Items from a figure collection
· · · ·

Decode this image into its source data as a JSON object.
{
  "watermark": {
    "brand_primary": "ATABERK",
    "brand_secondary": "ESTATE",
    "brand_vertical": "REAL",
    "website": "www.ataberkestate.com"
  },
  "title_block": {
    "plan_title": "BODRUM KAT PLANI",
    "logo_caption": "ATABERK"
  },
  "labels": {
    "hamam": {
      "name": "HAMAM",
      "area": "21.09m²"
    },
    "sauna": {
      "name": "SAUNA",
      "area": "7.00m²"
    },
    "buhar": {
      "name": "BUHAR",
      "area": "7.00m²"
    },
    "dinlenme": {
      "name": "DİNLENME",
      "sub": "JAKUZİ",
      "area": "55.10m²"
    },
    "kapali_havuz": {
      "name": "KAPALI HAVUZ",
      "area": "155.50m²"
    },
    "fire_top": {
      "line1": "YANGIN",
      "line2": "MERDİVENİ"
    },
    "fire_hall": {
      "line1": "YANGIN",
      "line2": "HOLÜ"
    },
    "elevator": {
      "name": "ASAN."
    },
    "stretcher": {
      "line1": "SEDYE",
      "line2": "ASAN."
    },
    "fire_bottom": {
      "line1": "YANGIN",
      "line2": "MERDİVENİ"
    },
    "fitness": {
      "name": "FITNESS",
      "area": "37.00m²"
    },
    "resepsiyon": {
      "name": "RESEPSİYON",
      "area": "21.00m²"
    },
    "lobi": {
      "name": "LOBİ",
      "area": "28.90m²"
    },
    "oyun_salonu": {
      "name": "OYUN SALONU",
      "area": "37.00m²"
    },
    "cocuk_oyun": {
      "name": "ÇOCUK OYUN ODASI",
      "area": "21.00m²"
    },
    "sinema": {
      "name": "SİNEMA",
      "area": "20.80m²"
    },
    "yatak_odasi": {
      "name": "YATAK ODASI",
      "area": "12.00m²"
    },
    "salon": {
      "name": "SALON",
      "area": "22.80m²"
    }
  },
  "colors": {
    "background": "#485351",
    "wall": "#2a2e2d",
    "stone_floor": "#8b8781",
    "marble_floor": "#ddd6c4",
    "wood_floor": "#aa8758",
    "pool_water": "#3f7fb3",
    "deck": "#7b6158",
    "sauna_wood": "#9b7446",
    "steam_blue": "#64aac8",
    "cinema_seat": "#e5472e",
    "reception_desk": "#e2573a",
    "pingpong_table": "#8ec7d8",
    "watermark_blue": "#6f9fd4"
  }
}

· · · ·

**DESCRIPTION OF THE TASK**
Repeat all the records. Match each line exactly.

**EXERCISE RESPONSE**
Decode this image into its source data as a JSON object.
{
  "watermark": {
    "brand_primary": "ATABERK",
    "brand_secondary": "ESTATE",
    "brand_vertical": "REAL",
    "website": "www.ataberkestate.com"
  },
  "title_block": {
    "plan_title": "BODRUM KAT PLANI",
    "logo_caption": "ATABERK"
  },
  "labels": {
    "hamam": {
      "name": "HAMAM",
      "area": "21.09m²"
    },
    "sauna": {
      "name": "SAUNA",
      "area": "7.00m²"
    },
    "buhar": {
      "name": "BUHAR",
      "area": "7.00m²"
    },
    "dinlenme": {
      "name": "DİNLENME",
      "sub": "JAKUZİ",
      "area": "55.10m²"
    },
    "kapali_havuz": {
      "name": "KAPALI HAVUZ",
      "area": "155.50m²"
    },
    "fire_top": {
      "line1": "YANGIN",
      "line2": "MERDİVENİ"
    },
    "fire_hall": {
      "line1": "YANGIN",
      "line2": "HOLÜ"
    },
    "elevator": {
      "name": "ASAN."
    },
    "stretcher": {
      "line1": "SEDYE",
      "line2": "ASAN."
    },
    "fire_bottom": {
      "line1": "YANGIN",
      "line2": "MERDİVENİ"
    },
    "fitness": {
      "name": "FITNESS",
      "area": "37.00m²"
    },
    "resepsiyon": {
      "name": "RESEPSİYON",
      "area": "21.00m²"
    },
    "lobi": {
      "name": "LOBİ",
      "area": "28.90m²"
    },
    "oyun_salonu": {
      "name": "OYUN SALONU",
      "area": "37.00m²"
    },
    "cocuk_oyun": {
      "name": "ÇOCUK OYUN ODASI",
      "area": "21.00m²"
    },
    "sinema": {
      "name": "SİNEMA",
      "area": "20.80m²"
    },
    "yatak_odasi": {
      "name": "YATAK ODASI",
      "area": "12.00m²"
    },
    "salon": {
      "name": "SALON",
      "area": "22.80m²"
    }
  },
  "colors": {
    "background": "#485351",
    "wall": "#2a2e2d",
    "stone_floor": "#8b8781",
    "marble_floor": "#ddd6c4",
    "wood_floor": "#aa8758",
    "pool_water": "#3f7fb3",
    "deck": "#7b6158",
    "sauna_wood": "#9b7446",
    "steam_blue": "#64aac8",
    "cinema_seat": "#e5472e",
    "reception_desk": "#e2573a",
    "pingpong_table": "#8ec7d8",
    "watermark_blue": "#6f9fd4"
  }
}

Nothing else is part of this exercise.